## Stated goal
Repeat the lines that follow, leaving nothing out.

## Record extracts

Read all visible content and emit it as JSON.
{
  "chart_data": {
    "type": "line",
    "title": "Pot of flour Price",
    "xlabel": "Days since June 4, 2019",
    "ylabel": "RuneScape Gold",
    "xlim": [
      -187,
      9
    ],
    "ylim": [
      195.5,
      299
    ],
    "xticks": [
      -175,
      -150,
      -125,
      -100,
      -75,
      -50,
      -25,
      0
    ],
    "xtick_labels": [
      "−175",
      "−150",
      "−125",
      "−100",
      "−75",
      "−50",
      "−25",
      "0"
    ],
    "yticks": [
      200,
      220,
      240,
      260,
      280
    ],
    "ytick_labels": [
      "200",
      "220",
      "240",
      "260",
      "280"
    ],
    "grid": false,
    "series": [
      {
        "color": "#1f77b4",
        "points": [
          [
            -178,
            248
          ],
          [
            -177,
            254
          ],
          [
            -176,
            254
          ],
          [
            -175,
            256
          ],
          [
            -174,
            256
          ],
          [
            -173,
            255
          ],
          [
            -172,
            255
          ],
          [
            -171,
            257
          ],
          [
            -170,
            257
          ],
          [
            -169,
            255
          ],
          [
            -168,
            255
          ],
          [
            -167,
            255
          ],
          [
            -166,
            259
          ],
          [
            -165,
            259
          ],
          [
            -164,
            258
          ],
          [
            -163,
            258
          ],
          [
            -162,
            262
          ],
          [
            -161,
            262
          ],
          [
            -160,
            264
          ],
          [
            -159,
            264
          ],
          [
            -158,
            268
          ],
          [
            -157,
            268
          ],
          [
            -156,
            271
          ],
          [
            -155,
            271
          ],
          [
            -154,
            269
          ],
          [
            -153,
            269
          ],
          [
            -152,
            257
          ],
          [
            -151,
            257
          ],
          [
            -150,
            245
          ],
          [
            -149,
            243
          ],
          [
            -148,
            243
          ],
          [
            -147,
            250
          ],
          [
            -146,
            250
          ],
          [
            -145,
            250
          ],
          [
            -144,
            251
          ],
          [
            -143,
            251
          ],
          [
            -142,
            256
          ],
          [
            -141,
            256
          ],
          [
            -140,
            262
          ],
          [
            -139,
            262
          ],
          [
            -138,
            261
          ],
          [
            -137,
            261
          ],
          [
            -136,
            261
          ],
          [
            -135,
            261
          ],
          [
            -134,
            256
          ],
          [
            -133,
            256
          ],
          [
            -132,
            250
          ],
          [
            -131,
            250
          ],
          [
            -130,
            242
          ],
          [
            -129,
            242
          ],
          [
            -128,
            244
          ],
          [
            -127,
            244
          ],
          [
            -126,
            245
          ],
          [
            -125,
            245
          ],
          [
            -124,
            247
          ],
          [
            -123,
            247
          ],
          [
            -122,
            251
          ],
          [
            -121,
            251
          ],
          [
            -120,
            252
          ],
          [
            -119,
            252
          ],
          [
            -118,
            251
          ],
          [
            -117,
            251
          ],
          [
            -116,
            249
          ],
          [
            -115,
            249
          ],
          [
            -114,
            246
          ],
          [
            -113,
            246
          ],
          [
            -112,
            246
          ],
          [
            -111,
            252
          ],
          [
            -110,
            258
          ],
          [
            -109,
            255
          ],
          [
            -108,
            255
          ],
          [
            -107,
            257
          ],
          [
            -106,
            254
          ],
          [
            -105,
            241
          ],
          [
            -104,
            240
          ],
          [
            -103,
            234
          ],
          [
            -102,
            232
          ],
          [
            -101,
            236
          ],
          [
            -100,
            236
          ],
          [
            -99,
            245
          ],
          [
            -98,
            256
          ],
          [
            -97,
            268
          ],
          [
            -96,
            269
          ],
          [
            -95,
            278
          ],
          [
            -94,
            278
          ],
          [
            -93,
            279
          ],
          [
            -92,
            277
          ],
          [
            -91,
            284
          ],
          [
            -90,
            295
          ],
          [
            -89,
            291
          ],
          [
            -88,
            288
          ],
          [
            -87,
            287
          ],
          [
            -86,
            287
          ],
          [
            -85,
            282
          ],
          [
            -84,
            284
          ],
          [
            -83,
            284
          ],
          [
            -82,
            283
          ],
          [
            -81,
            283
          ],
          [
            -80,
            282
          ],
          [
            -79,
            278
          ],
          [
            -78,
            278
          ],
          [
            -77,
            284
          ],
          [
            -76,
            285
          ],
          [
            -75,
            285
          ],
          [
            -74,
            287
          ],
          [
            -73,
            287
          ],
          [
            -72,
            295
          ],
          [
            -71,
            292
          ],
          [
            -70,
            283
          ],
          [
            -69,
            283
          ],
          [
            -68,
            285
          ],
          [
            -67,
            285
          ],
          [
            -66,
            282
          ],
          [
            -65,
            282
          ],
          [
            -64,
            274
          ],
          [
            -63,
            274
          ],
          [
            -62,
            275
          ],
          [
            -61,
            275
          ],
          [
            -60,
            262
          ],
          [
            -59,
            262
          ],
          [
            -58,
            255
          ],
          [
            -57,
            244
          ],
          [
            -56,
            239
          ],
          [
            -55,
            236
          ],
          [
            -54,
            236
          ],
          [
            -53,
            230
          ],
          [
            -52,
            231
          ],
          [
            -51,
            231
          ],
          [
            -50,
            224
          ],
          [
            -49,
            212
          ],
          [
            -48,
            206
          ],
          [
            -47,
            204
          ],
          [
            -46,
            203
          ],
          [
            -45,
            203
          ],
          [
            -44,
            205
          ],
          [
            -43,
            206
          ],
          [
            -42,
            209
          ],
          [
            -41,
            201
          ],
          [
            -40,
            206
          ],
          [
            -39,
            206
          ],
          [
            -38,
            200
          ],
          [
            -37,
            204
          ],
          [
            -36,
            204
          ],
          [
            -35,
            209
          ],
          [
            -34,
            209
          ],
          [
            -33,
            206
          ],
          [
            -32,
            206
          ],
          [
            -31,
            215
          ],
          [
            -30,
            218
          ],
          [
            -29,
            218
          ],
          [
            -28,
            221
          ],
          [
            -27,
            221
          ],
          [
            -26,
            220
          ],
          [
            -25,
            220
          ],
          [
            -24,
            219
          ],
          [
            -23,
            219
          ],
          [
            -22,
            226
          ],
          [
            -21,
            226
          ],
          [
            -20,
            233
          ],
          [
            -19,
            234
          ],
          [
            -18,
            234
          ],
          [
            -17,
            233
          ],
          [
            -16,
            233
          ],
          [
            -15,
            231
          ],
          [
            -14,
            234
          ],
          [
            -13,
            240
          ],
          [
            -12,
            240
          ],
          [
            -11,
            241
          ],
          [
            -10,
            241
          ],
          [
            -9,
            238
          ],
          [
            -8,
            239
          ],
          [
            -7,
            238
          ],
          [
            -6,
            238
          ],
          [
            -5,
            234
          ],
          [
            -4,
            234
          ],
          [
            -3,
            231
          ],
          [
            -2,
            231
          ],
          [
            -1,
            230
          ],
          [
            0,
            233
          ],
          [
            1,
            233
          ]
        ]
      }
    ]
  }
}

## Reply
Read all visible content and emit it as JSON.
{
  "chart_data": {
    "type": "line",
    "title": "Pot of flour Price",
    "xlabel": "Days since June 4, 2019",
    "ylabel": "RuneScape Gold",
    "xlim": [
      -187,
      9
    ],
    "ylim": [
      195.5,
      299
    ],
    "xticks": [
      -175,
      -150,
      -125,
      -100,
      -75,
      -50,
      -25,
      0
    ],
    "xtick_labels": [
      "−175",
      "−150",
      "−125",
      "−100",
      "−75",
      "−50",
      "−25",
      "0"
    ],
    "yticks": [
      200,
      220,
      240,
      260,
      280
    ],
    "ytick_labels": [
      "200",
      "220",
      "240",
      "260",
      "280"
    ],
    "grid": false,
    "series": [
      {
        "color": "#1f77b4",
        "points": [
          [
            -178,
            248
          ],
          [
            -177,
            254
          ],
          [
            -176,
            254
          ],
          [
            -175,
            256
          ],
          [
            -174,
            256
          ],
          [
            -173,
            255
          ],
          [
            -172,
            255
          ],
          [
            -171,
            257
          ],
          [
            -170,
            257
          ],
          [
            -169,
            255
          ],
          [
            -168,
            255
          ],
          [
            -167,
            255
          ],
          [
            -166,
            259
          ],
          [
            -165,
            259
          ],
          [
            -164,
            258
          ],
          [
            -163,
            258
          ],
          [
            -162,
            262
          ],
          [
            -161,
            262
          ],
          [
            -160,
            264
          ],
          [
            -159,
            264
          ],
          [
            -158,
            268
          ],
          [
            -157,
            268
          ],
          [
            -156,
            271
          ],
          [
            -155,
            271
          ],
          [
            -154,
            269
          ],
          [
            -153,
            269
          ],
          [
            -152,
            257
          ],
          [
            -151,
            257
          ],
          [
            -150,
            245
          ],
          [
            -149,
            243
          ],
          [
            -148,
            243
          ],
          [
            -147,
            250
          ],
          [
            -146,
            250
          ],
          [
            -145,
            250
          ],
          [
            -144,
            251
          ],
          [
            -143,
            251
          ],
          [
            -142,
            256
          ],
          [
            -141,
            256
          ],
          [
            -140,
            262
          ],
          [
            -139,
            262
          ],
          [
            -138,
            261
          ],
          [
            -137,
            261
          ],
          [
            -136,
            261
          ],
          [
            -135,
            261
          ],
          [
            -134,
            256
          ],
          [
            -133,
            256
          ],
          [
            -132,
            250
          ],
          [
            -131,
            250
          ],
          [
            -130,
            242
          ],
          [
            -129,
            242
          ],
          [
            -128,
            244
          ],
          [
            -127,
            244
          ],
          [
            -126,
            245
          ],
          [
            -125,
            245
          ],
          [
            -124,
            247
          ],
          [
            -123,
            247
          ],
          [
            -122,
            251
          ],
          [
            -121,
            251
          ],
          [
            -120,
            252
          ],
          [
            -119,
            252
          ],
          [
            -118,
            251
          ],
          [
            -117,
            251
          ],
          [
            -116,
            249
          ],
          [
            -115,
            249
          ],
          [
            -114,
            246
          ],
          [
            -113,
            246
          ],
          [
            -112,
            246
          ],
          [
            -111,
            252
          ],
          [
            -110,
            258
          ],
          [
            -109,
            255
          ],
          [
            -108,
            255
          ],
          [
            -107,
            257
          ],
          [
            -106,
            254
          ],
          [
            -105,
            241
          ],
          [
            -104,
            240
          ],
          [
            -103,
            234
          ],
          [
            -102,
            232
          ],
          [
            -101,
            236
          ],
          [
            -100,
            236
          ],
          [
            -99,
            245
          ],
          [
            -98,
            256
          ],
          [
            -97,
            268
          ],
          [
            -96,
            269
          ],
          [
            -95,
            278
          ],
          [
            -94,
            278
          ],
          [
            -93,
            279
          ],
          [
            -92,
            277
          ],
          [
            -91,
            284
          ],
          [
            -90,
            295
          ],
          [
            -89,
            291
          ],
          [
            -88,
            288
          ],
          [
            -87,
            287
          ],
          [
            -86,
            287
          ],
          [
            -85,
            282
          ],
          [
            -84,
            284
          ],
          [
            -83,
            284
          ],
          [
            -82,
            283
          ],
          [
            -81,
            283
          ],
          [
            -80,
            282
          ],
          [
            -79,
            278
          ],
          [
            -78,
            278
          ],
          [
            -77,
            284
          ],
          [
            -76,
            285
          ],
          [
            -75,
            285
          ],
          [
            -74,
            287
          ],
          [
            -73,
            287
          ],
          [
            -72,
            295
          ],
          [
            -71,
            292
          ],
          [
            -70,
            283
          ],
          [
            -69,
            283
          ],
          [
            -68,
            285
          ],
          [
            -67,
            285
          ],
          [
            -66,
            282
          ],
          [
            -65,
            282
          ],
          [
            -64,
            274
          ],
          [
            -63,
            274
          ],
          [
            -62,
            275
          ],
          [
            -61,
            275
          ],
          [
            -60,
            262
          ],
          [
            -59,
            262
          ],
          [
            -58,
            255
          ],
          [
            -57,
            244
          ],
          [
            -56,
            239
          ],
          [
            -55,
            236
          ],
          [
            -54,
            236
          ],
          [
            -53,
            230
          ],
          [
            -52,
            231
          ],
          [
            -51,
            231
          ],
          [
            -50,
            224
          ],
          [
            -49,
            212
          ],
          [
            -48,
            206
          ],
          [
            -47,
            204
          ],
          [
            -46,
            203
          ],
          [
            -45,
            203
          ],
          [
            -44,
            205
          ],
          [
            -43,
            206
          ],
          [
            -42,
            209
          ],
          [
            -41,
            201
          ],
          [
            -40,
            206
          ],
          [
            -39,
            206
          ],
          [
            -38,
            200
          ],
          [
            -37,
            204
          ],
          [
            -36,
            204
          ],
          [
            -35,
            209
          ],
          [
            -34,
            209
          ],
          [
            -33,
            206
          ],
          [
            -32,
            206
          ],
          [
            -31,
            215
          ],
          [
            -30,
            218
          ],
          [
            -29,
            218
          ],
          [
            -28,
            221
          ],
          [
            -27,
            221
          ],
          [
            -26,
            220
          ],
          [
            -25,
            220
          ],
          [
            -24,
            219
          ],
          [
            -23,
            219
          ],
          [
            -22,
            226
          ],
          [
            -21,
            226
          ],
          [
            -20,
            233
          ],
          [
            -19,
            234
          ],
          [
            -18,
            234
          ],
          [
            -17,
            233
          ],
          [
            -16,
            233
          ],
          [
            -15,
            231
          ],
          [
            -14,
            234
          ],
          [
            -13,
            240
          ],
          [
            -12,
            240
          ],
          [
            -11,
            241
          ],
          [
            -10,
            241
          ],
          [
            -9,
            238
          ],
          [
            -8,
            239
          ],
          [
            -7,
            238
          ],
          [
            -6,
            238
          ],
          [
            -5,
            234
          ],
          [
            -4,
            234
          ],
          [
            -3,
            231
          ],
          [
            -2,
            231
          ],
          [
            -1,
            230
          ],
          [
            0,
            233
          ],
          [
            1,
            233
          ]
        ]
      }
    ]
  }
}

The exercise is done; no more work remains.